◆ Directions for this task: Go through the entries below and retype them exactly, omitting each picture.

--- Start ---

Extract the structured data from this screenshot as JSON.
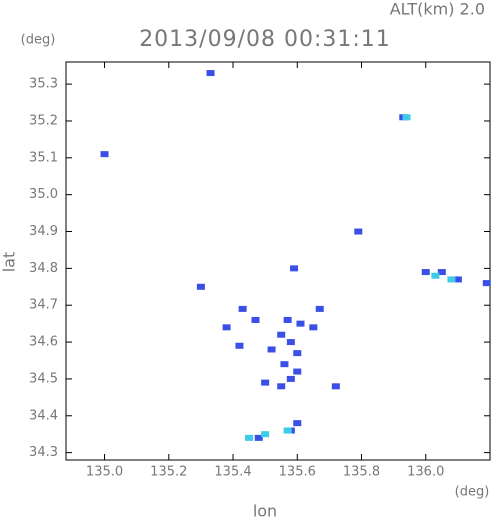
{
  "chart_data": {
    "type": "scatter",
    "title": "2013/09/08 00:31:11",
    "subtitle": "ALT(km) 2.0",
    "x_label": "lon",
    "y_label": "lat",
    "x_unit": "(deg)",
    "y_unit": "(deg)",
    "xlim": [
      134.88,
      136.2
    ],
    "ylim": [
      34.28,
      35.36
    ],
    "xticks": [
      {
        "value": 135,
        "label": "135.0"
      },
      135.2,
      135.4,
      135.6,
      135.8,
      {
        "value": 136,
        "label": "136.0"
      }
    ],
    "yticks": [
      34.3,
      34.4,
      34.5,
      34.6,
      34.7,
      34.8,
      34.9,
      {
        "value": 35,
        "label": "35.0"
      },
      35.1,
      35.2,
      35.3
    ],
    "series": [
      {
        "color": "#3a4fe6",
        "x": [
          135.33,
          135.0,
          135.93,
          135.79,
          135.59,
          135.3,
          136.0,
          136.05,
          136.1,
          136.19,
          135.43,
          135.67,
          135.38,
          135.47,
          135.57,
          135.61,
          135.65,
          135.55,
          135.58,
          135.42,
          135.52,
          135.6,
          135.56,
          135.6,
          135.58,
          135.5,
          135.55,
          135.72,
          135.6,
          135.58,
          135.48
        ],
        "values": [
          35.33,
          35.11,
          35.21,
          34.9,
          34.8,
          34.75,
          34.79,
          34.79,
          34.77,
          34.76,
          34.69,
          34.69,
          34.64,
          34.66,
          34.66,
          34.65,
          34.64,
          34.62,
          34.6,
          34.59,
          34.58,
          34.57,
          34.54,
          34.52,
          34.5,
          34.49,
          34.48,
          34.48,
          34.38,
          34.36,
          34.34
        ]
      },
      {
        "color": "#3ccbe8",
        "x": [
          135.94,
          136.03,
          136.08,
          135.5,
          135.45,
          135.57
        ],
        "values": [
          35.21,
          34.78,
          34.77,
          34.35,
          34.34,
          34.36
        ]
      }
    ]
  }
}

--- End ---

◆ Written solution:
Extract the structured data from this screenshot as JSON.
{
  "chart_data": {
    "type": "scatter",
    "title": "2013/09/08 00:31:11",
    "subtitle": "ALT(km) 2.0",
    "x_label": "lon",
    "y_label": "lat",
    "x_unit": "(deg)",
    "y_unit": "(deg)",
    "xlim": [
      134.88,
      136.2
    ],
    "ylim": [
      34.28,
      35.36
    ],
    "xticks": [
      {
        "value": 135,
        "label": "135.0"
      },
      135.2,
      135.4,
      135.6,
      135.8,
      {
        "value": 136,
        "label": "136.0"
      }
    ],
    "yticks": [
      34.3,
      34.4,
      34.5,
      34.6,
      34.7,
      34.8,
      34.9,
      {
        "value": 35,
        "label": "35.0"
      },
      35.1,
      35.2,
      35.3
    ],
    "series": [
      {
        "color": "#3a4fe6",
        "x": [
          135.33,
          135.0,
          135.93,
          135.79,
          135.59,
          135.3,
          136.0,
          136.05,
          136.1,
          136.19,
          135.43,
          135.67,
          135.38,
          135.47,
          135.57,
          135.61,
          135.65,
          135.55,
          135.58,
          135.42,
          135.52,
          135.6,
          135.56,
          135.6,
          135.58,
          135.5,
          135.55,
          135.72,
          135.6,
          135.58,
          135.48
        ],
        "values": [
          35.33,
          35.11,
          35.21,
          34.9,
          34.8,
          34.75,
          34.79,
          34.79,
          34.77,
          34.76,
          34.69,
          34.69,
          34.64,
          34.66,
          34.66,
          34.65,
          34.64,
          34.62,
          34.6,
          34.59,
          34.58,
          34.57,
          34.54,
          34.52,
          34.5,
          34.49,
          34.48,
          34.48,
          34.38,
          34.36,
          34.34
        ]
      },
      {
        "color": "#3ccbe8",
        "x": [
          135.94,
          136.03,
          136.08,
          135.5,
          135.45,
          135.57
        ],
        "values": [
          35.21,
          34.78,
          34.77,
          34.35,
          34.34,
          34.36
        ]
      }
    ]
  }
}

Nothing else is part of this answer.